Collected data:
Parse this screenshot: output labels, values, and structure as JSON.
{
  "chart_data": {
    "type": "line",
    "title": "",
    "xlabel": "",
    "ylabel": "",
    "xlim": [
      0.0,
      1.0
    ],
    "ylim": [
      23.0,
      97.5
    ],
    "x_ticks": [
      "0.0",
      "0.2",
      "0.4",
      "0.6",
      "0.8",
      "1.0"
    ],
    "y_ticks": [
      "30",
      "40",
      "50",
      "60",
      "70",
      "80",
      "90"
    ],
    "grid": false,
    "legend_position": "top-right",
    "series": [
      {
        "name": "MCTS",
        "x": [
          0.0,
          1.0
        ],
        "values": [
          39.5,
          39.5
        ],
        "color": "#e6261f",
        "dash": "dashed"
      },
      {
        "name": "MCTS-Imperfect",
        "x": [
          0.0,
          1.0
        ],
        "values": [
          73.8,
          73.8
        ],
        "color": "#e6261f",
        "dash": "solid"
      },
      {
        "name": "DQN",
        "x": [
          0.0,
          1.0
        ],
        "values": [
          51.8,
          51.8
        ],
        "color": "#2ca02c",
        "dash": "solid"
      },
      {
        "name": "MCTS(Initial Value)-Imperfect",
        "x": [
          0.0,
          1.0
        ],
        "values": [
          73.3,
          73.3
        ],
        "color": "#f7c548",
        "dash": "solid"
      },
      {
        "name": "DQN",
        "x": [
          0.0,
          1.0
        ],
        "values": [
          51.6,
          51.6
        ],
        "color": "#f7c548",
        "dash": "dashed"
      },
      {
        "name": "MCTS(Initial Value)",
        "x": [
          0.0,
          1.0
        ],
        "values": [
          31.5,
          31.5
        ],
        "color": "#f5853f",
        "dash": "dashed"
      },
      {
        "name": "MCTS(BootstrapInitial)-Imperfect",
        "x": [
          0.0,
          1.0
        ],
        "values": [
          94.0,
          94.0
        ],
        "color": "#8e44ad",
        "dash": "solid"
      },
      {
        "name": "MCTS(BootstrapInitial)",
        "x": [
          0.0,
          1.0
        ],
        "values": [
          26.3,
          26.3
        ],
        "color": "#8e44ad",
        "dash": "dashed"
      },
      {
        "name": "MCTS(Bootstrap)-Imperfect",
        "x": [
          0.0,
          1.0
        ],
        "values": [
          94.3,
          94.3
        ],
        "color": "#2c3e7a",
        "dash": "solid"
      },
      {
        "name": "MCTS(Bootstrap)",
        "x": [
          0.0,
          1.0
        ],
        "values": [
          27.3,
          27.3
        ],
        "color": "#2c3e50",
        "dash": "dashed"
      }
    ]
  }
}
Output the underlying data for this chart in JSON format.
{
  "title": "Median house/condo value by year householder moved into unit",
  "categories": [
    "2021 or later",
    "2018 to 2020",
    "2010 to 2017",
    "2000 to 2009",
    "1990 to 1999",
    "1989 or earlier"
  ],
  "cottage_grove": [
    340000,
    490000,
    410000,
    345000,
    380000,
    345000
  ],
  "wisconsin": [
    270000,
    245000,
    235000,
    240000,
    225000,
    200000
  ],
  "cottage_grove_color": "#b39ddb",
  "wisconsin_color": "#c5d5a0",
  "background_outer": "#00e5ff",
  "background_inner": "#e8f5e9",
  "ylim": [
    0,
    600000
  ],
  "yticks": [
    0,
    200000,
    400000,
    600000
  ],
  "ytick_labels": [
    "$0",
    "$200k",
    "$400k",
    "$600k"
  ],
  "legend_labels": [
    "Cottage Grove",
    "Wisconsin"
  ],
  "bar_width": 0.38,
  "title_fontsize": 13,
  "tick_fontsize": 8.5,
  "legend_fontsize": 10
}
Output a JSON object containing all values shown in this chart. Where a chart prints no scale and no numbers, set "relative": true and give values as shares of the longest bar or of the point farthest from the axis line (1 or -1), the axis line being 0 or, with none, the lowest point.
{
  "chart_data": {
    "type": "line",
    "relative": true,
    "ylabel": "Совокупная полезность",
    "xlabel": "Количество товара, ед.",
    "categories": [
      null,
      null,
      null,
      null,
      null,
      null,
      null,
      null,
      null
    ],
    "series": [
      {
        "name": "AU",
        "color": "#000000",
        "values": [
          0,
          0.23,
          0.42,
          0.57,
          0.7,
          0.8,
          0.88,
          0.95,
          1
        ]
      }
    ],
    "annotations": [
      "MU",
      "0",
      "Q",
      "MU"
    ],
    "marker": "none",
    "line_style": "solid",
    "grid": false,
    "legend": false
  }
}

• **Problem**: Gather every line containing the word "BootstrapInitial" and copy it.

• **Answer to this problem**:
        "name": "MCTS(BootstrapInitial)-Imperfect",
        "name": "MCTS(BootstrapInitial)",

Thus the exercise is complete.